Records from a collection of figures:
** begin **

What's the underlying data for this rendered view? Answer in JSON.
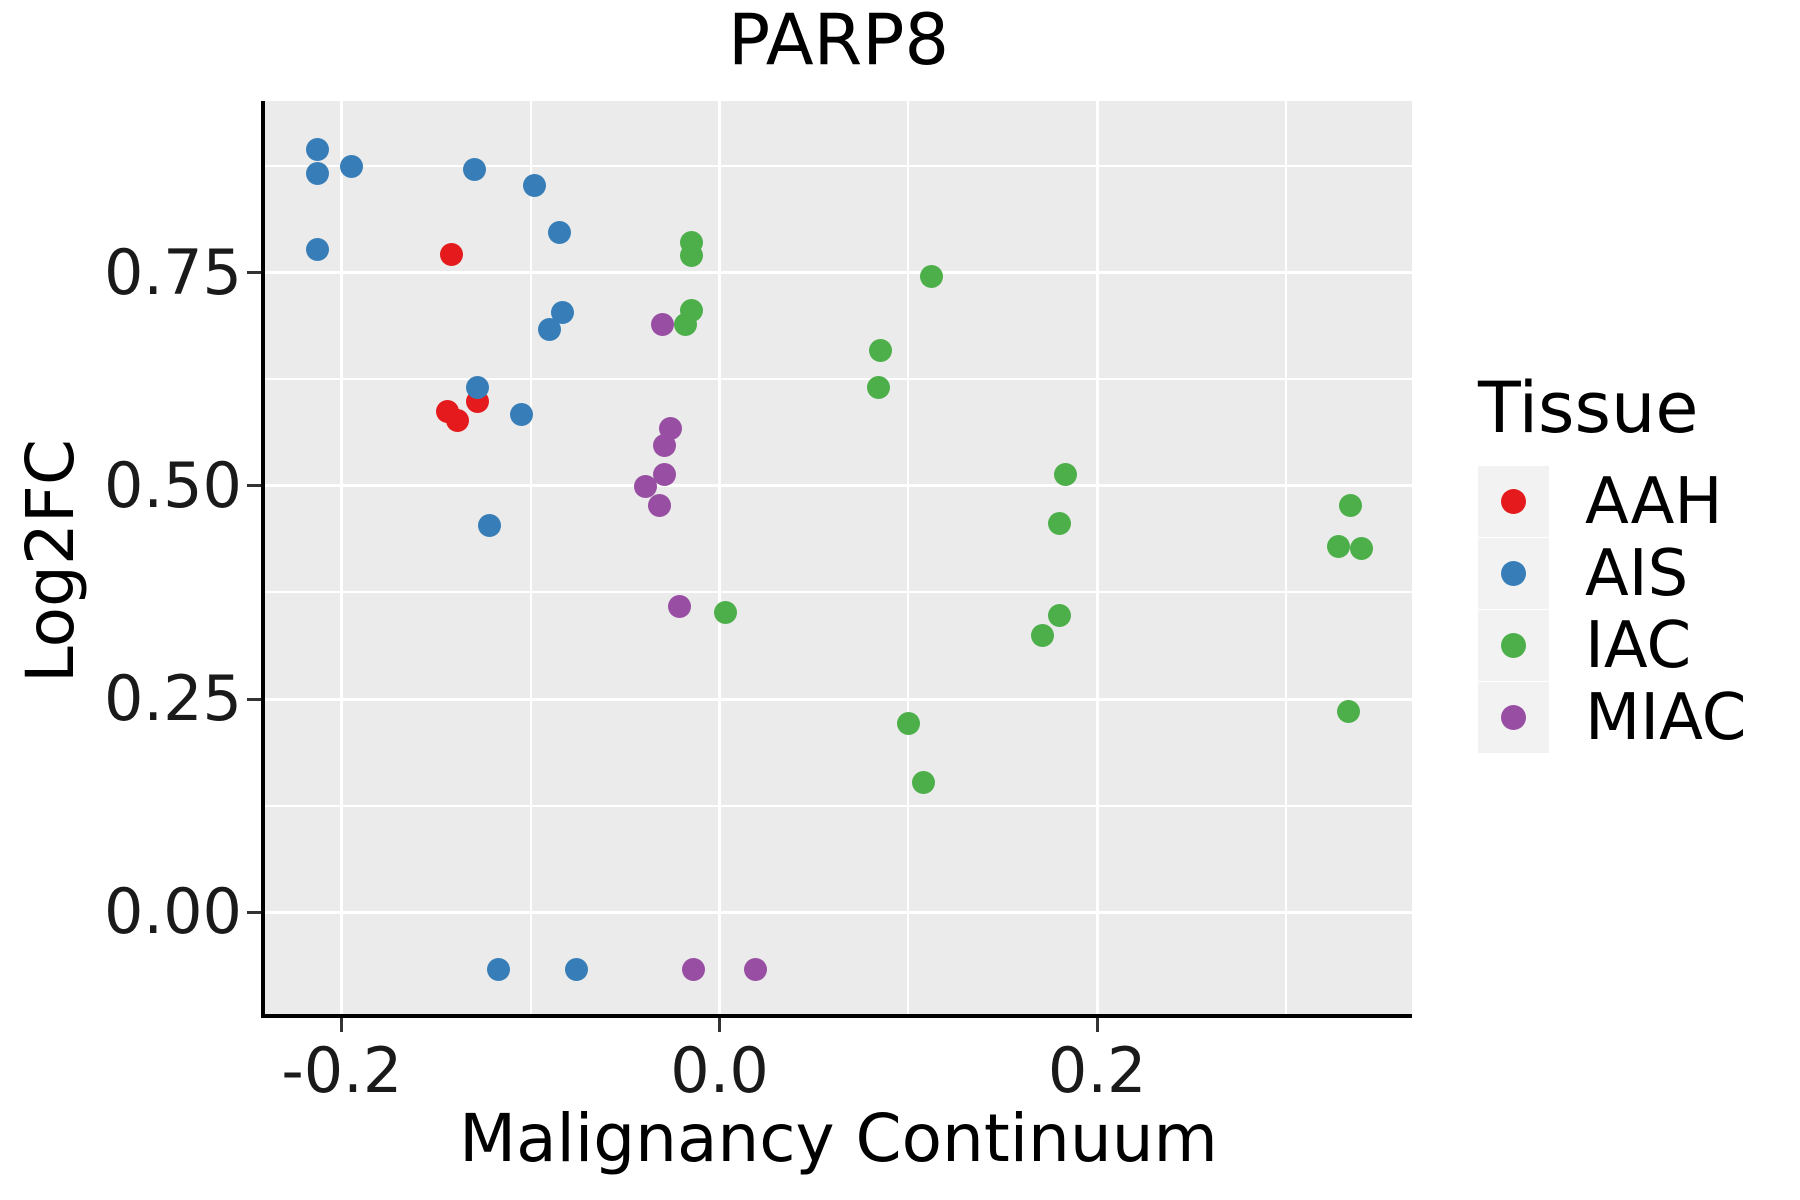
{
  "title": "PARP8",
  "axes": {
    "x_label": "Malignancy Continuum",
    "y_label": "Log2FC"
  },
  "legend": {
    "title": "Tissue",
    "items": [
      {
        "label": "AAH",
        "color": "#E41A1C"
      },
      {
        "label": "AIS",
        "color": "#377EB8"
      },
      {
        "label": "IAC",
        "color": "#4DAF4A"
      },
      {
        "label": "MIAC",
        "color": "#984EA3"
      }
    ]
  },
  "colors": {
    "panel_background": "#EBEBEB",
    "gridline": "#FFFFFF",
    "axis_line": "#000000",
    "tick_mark": "#333333",
    "legend_key_background": "#F2F2F2"
  },
  "chart_data": {
    "type": "scatter",
    "title": "PARP8",
    "xlabel": "Malignancy Continuum",
    "ylabel": "Log2FC",
    "xlim": [
      -0.2407,
      0.3667
    ],
    "ylim": [
      -0.119,
      0.951
    ],
    "x_major_ticks": [
      -0.2,
      0.0,
      0.2
    ],
    "x_tick_labels": [
      "-0.2",
      "0.0",
      "0.2"
    ],
    "x_minor_ticks": [
      -0.1,
      0.1,
      0.3
    ],
    "y_major_ticks": [
      0.0,
      0.25,
      0.5,
      0.75
    ],
    "y_tick_labels": [
      "0.00",
      "0.25",
      "0.50",
      "0.75"
    ],
    "y_minor_ticks": [
      0.125,
      0.375,
      0.625,
      0.875
    ],
    "grid": true,
    "legend_position": "right",
    "series": [
      {
        "name": "AAH",
        "color": "#E41A1C",
        "points": [
          [
            -0.142,
            0.771
          ],
          [
            -0.144,
            0.587
          ],
          [
            -0.139,
            0.577
          ],
          [
            -0.128,
            0.599
          ]
        ]
      },
      {
        "name": "AIS",
        "color": "#377EB8",
        "points": [
          [
            -0.213,
            0.894
          ],
          [
            -0.213,
            0.866
          ],
          [
            -0.195,
            0.874
          ],
          [
            -0.13,
            0.871
          ],
          [
            -0.098,
            0.852
          ],
          [
            -0.085,
            0.797
          ],
          [
            -0.213,
            0.777
          ],
          [
            -0.083,
            0.703
          ],
          [
            -0.09,
            0.683
          ],
          [
            -0.128,
            0.615
          ],
          [
            -0.105,
            0.584
          ],
          [
            -0.122,
            0.453
          ],
          [
            -0.117,
            -0.067
          ],
          [
            -0.076,
            -0.067
          ]
        ]
      },
      {
        "name": "IAC",
        "color": "#4DAF4A",
        "points": [
          [
            -0.015,
            0.785
          ],
          [
            -0.015,
            0.77
          ],
          [
            -0.015,
            0.706
          ],
          [
            -0.018,
            0.689
          ],
          [
            0.112,
            0.745
          ],
          [
            0.085,
            0.659
          ],
          [
            0.084,
            0.615
          ],
          [
            0.003,
            0.351
          ],
          [
            0.183,
            0.513
          ],
          [
            0.18,
            0.456
          ],
          [
            0.18,
            0.348
          ],
          [
            0.171,
            0.325
          ],
          [
            0.1,
            0.221
          ],
          [
            0.108,
            0.152
          ],
          [
            0.334,
            0.477
          ],
          [
            0.328,
            0.429
          ],
          [
            0.34,
            0.427
          ],
          [
            0.333,
            0.235
          ]
        ]
      },
      {
        "name": "MIAC",
        "color": "#984EA3",
        "points": [
          [
            -0.03,
            0.689
          ],
          [
            -0.026,
            0.567
          ],
          [
            -0.029,
            0.547
          ],
          [
            -0.029,
            0.513
          ],
          [
            -0.039,
            0.499
          ],
          [
            -0.032,
            0.477
          ],
          [
            -0.021,
            0.358
          ],
          [
            -0.014,
            -0.067
          ],
          [
            0.019,
            -0.067
          ]
        ]
      }
    ]
  }
}
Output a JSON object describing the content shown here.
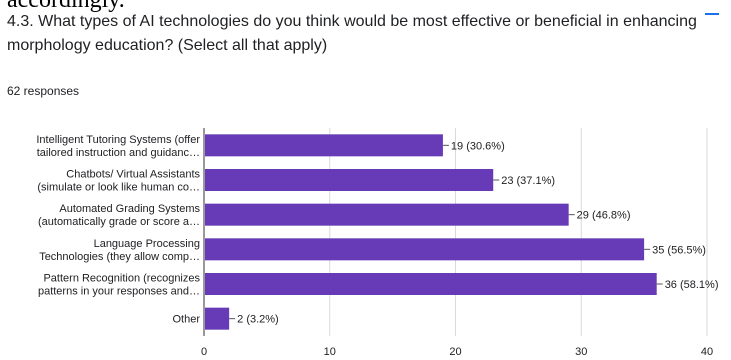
{
  "cropped_text": "accordingly.",
  "question": "4.3. What types of AI technologies do you think would be most effective or beneficial in enhancing morphology education? (Select all that apply)",
  "response_count": "62 responses",
  "colors": {
    "bar": "#673ab7",
    "accent": "#1a73e8",
    "text": "#202124",
    "grid": "#d9d9d9"
  },
  "chart_data": {
    "type": "bar",
    "orientation": "horizontal",
    "categories": [
      [
        "Intelligent Tutoring Systems (offer",
        "tailored instruction and guidanc…"
      ],
      [
        "Chatbots/ Virtual Assistants",
        "(simulate or look like human co…"
      ],
      [
        "Automated Grading Systems",
        "(automatically grade or score a…"
      ],
      [
        "Language Processing",
        "Technologies (they allow comp…"
      ],
      [
        "Pattern Recognition (recognizes",
        "patterns in your responses and…"
      ],
      [
        "Other"
      ]
    ],
    "values": [
      19,
      23,
      29,
      35,
      36,
      2
    ],
    "value_labels": [
      "19 (30.6%)",
      "23 (37.1%)",
      "29 (46.8%)",
      "35 (56.5%)",
      "36 (58.1%)",
      "2 (3.2%)"
    ],
    "xlim": [
      0,
      40
    ],
    "xticks": [
      0,
      10,
      20,
      30,
      40
    ],
    "grid": true
  }
}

** end **

▶ [WRITTEN PROBLEM]: Write out the lines of the material from the one containing "Output a JSON" through the last, exactly and only those. Leave every picture out.

▶ [OUTPUT OF THE EXERCISE]:
Output a JSON object describing the content shown here.
{
  "cropped_text": "accordingly.",
  "question": "4.3. What types of AI technologies do you think would be most effective or beneficial in enhancing morphology education? (Select all that apply)",
  "response_count": "62 responses",
  "colors": {
    "bar": "#673ab7",
    "accent": "#1a73e8",
    "text": "#202124",
    "grid": "#d9d9d9"
  },
  "chart_data": {
    "type": "bar",
    "orientation": "horizontal",
    "categories": [
      [
        "Intelligent Tutoring Systems (offer",
        "tailored instruction and guidanc…"
      ],
      [
        "Chatbots/ Virtual Assistants",
        "(simulate or look like human co…"
      ],
      [
        "Automated Grading Systems",
        "(automatically grade or score a…"
      ],
      [
        "Language Processing",
        "Technologies (they allow comp…"
      ],
      [
        "Pattern Recognition (recognizes",
        "patterns in your responses and…"
      ],
      [
        "Other"
      ]
    ],
    "values": [
      19,
      23,
      29,
      35,
      36,
      2
    ],
    "value_labels": [
      "19 (30.6%)",
      "23 (37.1%)",
      "29 (46.8%)",
      "35 (56.5%)",
      "36 (58.1%)",
      "2 (3.2%)"
    ],
    "xlim": [
      0,
      40
    ],
    "xticks": [
      0,
      10,
      20,
      30,
      40
    ],
    "grid": true
  }
}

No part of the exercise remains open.